━━━━━ Dataset excerpts ━━━━━

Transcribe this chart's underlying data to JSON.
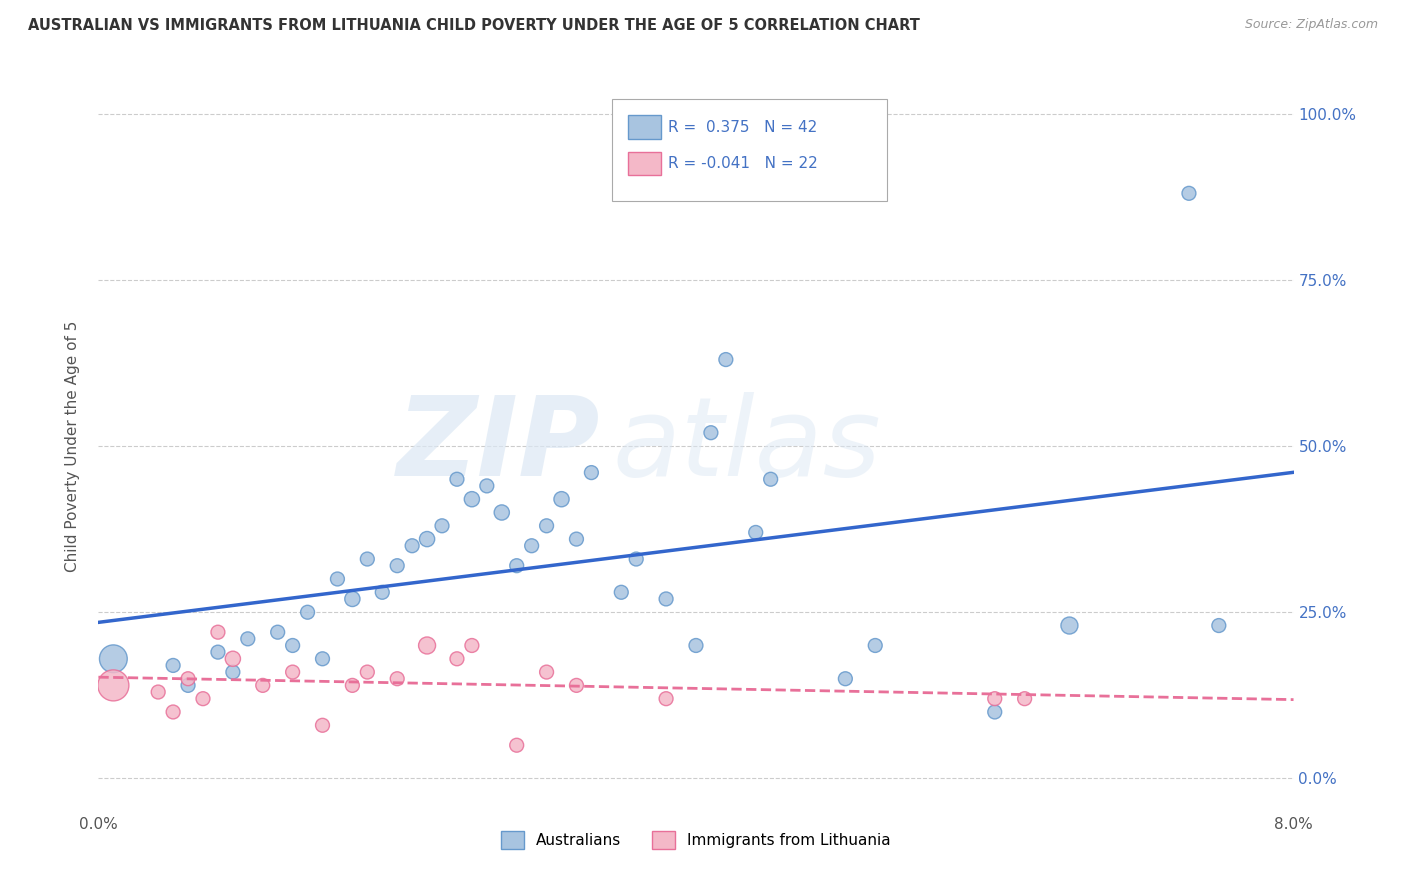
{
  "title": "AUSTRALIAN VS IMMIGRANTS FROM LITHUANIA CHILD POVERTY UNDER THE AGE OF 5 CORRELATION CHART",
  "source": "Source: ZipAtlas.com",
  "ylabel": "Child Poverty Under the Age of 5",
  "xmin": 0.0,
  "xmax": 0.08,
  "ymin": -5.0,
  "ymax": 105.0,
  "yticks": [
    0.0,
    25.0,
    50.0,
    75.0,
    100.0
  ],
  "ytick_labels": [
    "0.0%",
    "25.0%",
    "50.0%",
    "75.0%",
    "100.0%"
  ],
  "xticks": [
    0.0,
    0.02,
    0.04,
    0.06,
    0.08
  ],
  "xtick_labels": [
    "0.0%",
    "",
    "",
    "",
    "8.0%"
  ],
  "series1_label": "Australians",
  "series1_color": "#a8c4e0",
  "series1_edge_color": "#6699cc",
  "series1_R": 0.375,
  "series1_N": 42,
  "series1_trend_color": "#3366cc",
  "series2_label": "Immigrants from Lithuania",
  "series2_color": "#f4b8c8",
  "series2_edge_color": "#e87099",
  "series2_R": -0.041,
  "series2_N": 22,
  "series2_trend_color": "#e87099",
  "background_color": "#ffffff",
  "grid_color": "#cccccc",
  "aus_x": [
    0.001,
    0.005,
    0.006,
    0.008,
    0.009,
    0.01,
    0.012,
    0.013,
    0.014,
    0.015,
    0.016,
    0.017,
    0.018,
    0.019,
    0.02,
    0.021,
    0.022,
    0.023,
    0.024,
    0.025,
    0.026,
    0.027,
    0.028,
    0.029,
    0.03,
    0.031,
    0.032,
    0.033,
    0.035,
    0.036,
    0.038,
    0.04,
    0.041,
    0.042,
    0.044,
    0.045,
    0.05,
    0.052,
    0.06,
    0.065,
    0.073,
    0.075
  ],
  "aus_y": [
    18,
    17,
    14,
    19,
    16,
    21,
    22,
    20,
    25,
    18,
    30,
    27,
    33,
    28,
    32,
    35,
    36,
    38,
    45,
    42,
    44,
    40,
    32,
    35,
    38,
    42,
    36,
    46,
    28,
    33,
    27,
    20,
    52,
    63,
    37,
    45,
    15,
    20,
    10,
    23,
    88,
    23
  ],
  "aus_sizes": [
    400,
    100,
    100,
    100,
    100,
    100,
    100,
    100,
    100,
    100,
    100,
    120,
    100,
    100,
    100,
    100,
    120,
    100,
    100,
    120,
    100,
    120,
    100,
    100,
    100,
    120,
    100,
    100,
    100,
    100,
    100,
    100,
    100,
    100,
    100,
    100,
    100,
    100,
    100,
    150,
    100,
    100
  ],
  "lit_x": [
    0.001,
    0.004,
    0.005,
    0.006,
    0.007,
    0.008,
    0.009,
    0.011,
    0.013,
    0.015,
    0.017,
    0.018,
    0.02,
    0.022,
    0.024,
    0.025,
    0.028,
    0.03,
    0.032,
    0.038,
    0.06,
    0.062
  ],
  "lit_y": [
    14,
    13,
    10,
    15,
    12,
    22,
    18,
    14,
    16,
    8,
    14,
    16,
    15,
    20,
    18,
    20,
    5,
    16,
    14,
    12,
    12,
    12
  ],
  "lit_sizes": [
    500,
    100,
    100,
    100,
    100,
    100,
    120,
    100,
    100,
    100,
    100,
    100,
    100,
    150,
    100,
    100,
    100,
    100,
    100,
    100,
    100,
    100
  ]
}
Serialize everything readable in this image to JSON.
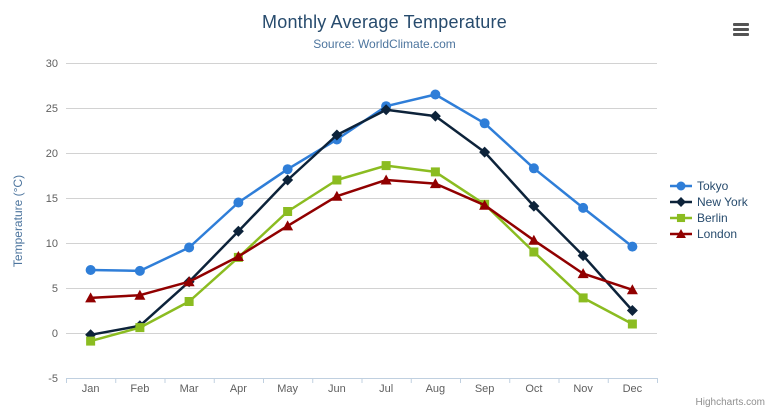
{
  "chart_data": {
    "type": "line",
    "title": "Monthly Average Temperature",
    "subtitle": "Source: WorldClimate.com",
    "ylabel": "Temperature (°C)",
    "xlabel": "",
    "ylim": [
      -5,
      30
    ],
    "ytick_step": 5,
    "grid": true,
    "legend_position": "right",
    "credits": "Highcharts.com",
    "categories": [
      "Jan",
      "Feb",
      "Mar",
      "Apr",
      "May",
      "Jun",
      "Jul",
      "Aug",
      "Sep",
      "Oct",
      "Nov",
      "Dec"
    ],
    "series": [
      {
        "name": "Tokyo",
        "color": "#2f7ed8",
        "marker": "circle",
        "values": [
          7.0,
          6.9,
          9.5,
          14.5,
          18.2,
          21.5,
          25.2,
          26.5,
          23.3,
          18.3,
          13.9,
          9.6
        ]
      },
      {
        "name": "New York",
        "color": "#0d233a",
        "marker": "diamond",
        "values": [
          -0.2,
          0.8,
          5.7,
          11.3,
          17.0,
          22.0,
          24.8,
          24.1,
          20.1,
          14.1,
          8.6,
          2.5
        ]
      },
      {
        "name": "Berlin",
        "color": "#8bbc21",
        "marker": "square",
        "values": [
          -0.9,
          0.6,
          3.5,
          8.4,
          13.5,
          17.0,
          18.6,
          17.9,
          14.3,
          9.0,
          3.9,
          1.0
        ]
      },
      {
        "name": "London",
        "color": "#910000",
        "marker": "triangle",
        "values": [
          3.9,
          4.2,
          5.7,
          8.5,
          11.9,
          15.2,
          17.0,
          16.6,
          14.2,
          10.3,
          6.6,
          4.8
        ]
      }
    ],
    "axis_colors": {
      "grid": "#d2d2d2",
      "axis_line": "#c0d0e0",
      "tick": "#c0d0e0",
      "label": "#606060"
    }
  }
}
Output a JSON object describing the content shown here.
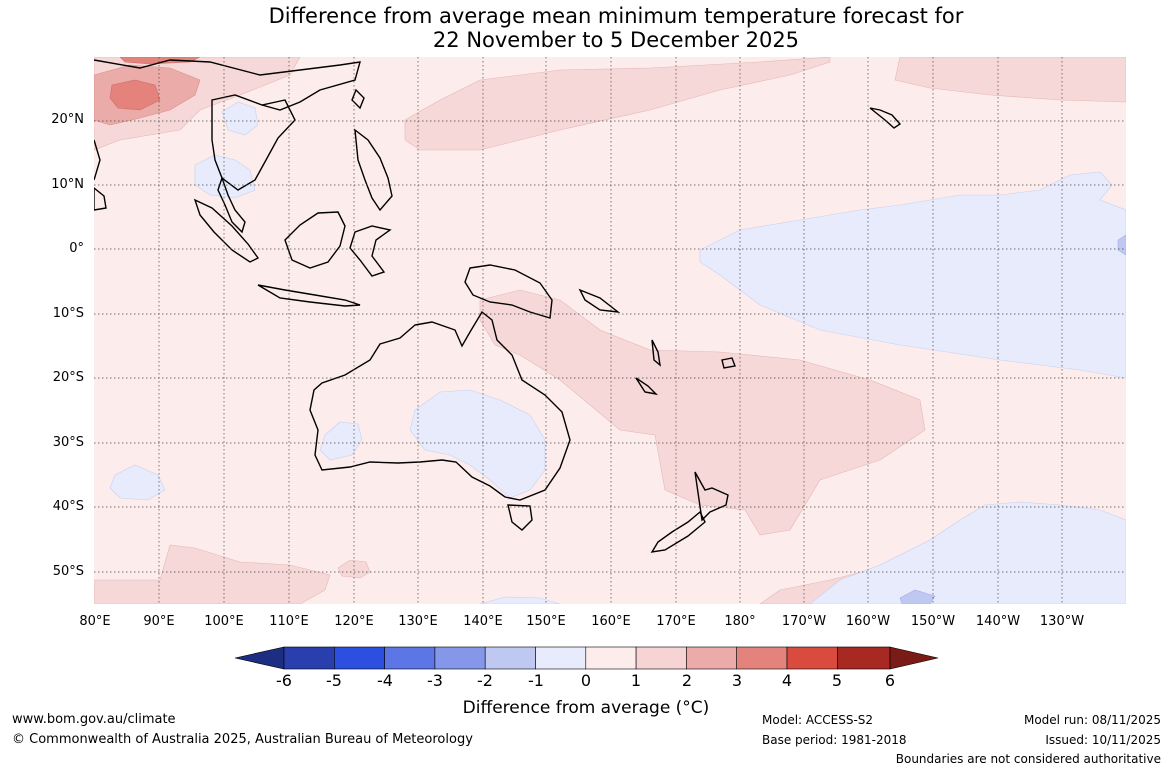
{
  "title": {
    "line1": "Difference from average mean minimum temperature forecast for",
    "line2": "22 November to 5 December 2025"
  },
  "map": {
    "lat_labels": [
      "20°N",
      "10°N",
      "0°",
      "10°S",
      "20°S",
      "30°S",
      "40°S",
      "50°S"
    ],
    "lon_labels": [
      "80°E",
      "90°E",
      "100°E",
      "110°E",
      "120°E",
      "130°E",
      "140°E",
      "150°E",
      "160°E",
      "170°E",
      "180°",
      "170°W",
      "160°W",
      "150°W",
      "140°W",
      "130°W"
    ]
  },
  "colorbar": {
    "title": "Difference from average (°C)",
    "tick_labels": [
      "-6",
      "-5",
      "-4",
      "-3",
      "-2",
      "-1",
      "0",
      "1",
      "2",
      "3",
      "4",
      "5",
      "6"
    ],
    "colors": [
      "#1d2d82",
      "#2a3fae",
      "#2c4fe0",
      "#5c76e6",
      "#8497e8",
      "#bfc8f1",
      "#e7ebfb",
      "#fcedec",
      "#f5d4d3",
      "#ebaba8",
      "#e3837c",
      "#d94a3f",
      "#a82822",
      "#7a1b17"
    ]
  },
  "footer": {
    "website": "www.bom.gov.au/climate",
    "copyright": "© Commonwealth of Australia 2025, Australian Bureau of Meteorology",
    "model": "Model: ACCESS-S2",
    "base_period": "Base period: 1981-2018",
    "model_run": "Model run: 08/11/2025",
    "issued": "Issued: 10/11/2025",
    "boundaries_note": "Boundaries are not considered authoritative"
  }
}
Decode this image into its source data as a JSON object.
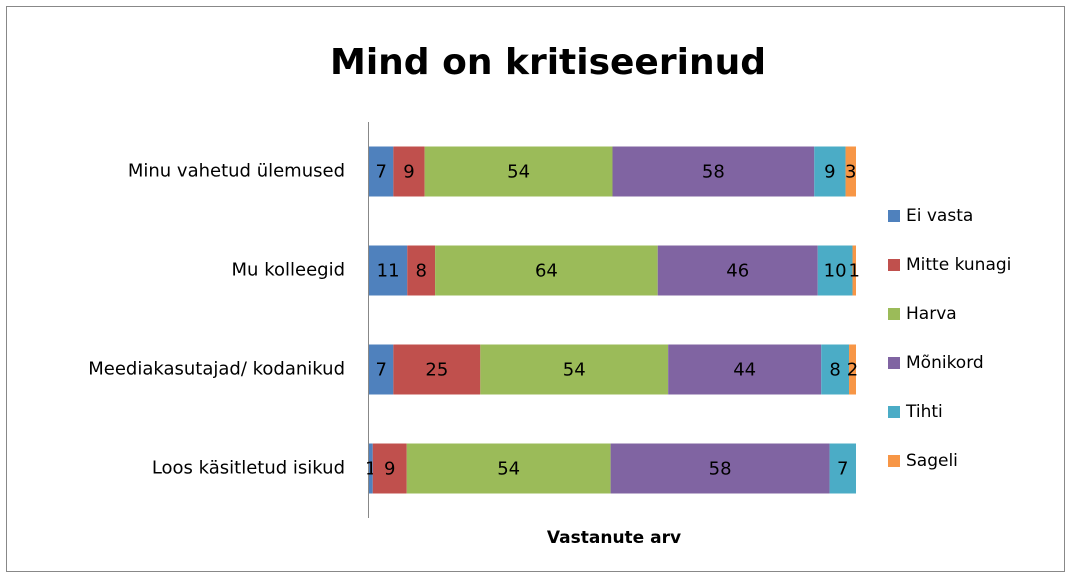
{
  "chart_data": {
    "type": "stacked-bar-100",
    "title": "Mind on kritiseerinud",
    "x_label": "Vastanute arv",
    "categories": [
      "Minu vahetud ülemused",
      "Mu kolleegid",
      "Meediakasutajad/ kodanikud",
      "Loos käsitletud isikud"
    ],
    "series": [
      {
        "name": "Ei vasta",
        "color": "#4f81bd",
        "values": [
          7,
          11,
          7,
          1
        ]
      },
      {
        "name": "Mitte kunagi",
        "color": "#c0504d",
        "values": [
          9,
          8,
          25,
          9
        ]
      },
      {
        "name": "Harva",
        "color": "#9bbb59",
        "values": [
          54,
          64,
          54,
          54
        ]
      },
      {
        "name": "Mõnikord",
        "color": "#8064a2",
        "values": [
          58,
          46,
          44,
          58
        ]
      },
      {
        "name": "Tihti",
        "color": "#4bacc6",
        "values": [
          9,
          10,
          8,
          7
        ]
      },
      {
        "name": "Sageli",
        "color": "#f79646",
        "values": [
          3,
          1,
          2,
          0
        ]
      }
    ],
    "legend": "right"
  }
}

━━━━━

• To be done:
Copy each line above that contains the word "Difference".

• Answer to this problem:
    "line1": "Difference from average mean minimum temperature forecast for",
    "title": "Difference from average (°C)",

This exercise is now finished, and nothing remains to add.